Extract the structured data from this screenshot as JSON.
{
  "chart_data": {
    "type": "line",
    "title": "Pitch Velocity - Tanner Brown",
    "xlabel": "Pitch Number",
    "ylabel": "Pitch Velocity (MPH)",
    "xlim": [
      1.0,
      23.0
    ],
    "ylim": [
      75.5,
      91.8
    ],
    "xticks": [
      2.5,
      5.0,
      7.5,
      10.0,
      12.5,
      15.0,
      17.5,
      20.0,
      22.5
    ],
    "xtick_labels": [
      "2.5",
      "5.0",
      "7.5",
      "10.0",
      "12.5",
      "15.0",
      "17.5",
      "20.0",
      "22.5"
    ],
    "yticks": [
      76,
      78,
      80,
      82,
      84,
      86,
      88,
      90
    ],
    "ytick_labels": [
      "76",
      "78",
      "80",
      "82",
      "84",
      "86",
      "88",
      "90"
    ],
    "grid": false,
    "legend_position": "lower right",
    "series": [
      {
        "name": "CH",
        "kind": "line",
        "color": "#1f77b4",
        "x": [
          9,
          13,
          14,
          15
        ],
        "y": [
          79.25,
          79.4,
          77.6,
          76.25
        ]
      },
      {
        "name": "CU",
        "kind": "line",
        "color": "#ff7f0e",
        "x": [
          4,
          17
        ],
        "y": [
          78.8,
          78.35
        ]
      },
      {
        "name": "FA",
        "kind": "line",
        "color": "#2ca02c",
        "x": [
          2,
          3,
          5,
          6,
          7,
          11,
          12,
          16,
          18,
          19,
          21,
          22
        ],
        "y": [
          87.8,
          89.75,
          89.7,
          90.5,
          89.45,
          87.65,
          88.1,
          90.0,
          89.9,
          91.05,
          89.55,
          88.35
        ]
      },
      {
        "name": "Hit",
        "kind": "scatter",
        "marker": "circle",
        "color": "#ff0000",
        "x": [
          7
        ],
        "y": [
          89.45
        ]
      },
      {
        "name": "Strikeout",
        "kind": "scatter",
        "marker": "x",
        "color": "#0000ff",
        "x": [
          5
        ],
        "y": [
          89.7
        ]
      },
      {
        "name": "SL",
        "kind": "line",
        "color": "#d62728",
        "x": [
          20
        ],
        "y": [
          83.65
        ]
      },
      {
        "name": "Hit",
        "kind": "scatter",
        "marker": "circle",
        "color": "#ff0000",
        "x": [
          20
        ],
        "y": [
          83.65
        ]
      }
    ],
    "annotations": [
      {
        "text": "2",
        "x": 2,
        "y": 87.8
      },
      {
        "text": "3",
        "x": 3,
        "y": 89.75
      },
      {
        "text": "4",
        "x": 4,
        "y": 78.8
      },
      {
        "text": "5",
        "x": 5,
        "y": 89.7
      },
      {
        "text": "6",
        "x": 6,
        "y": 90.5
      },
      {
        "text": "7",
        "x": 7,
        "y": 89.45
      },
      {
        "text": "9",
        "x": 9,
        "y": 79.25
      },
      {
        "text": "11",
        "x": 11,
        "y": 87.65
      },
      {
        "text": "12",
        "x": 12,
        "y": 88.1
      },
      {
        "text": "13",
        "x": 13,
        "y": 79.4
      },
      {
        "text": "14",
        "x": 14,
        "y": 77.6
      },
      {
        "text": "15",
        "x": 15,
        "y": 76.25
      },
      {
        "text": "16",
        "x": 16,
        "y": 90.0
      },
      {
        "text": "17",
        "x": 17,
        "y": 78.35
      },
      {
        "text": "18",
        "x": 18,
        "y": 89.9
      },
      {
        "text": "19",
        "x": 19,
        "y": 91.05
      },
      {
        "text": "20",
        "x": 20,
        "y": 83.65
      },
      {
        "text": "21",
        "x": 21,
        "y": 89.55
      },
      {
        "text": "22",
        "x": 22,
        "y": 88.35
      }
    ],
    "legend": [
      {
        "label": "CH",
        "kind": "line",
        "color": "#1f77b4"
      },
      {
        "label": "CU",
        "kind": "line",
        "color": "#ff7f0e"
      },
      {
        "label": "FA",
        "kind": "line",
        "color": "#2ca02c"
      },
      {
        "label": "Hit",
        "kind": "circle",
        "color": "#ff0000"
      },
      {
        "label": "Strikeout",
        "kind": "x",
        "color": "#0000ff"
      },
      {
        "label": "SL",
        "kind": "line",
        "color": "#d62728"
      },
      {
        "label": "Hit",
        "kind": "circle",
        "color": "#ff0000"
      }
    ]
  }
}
========================
_Work to complete_
Show every line in the entries where the string "Pitch" occurs.

_Written answer_
    "title": "Pitch Velocity - Tanner Brown",
    "xlabel": "Pitch Number",
    "ylabel": "Pitch Velocity (MPH)",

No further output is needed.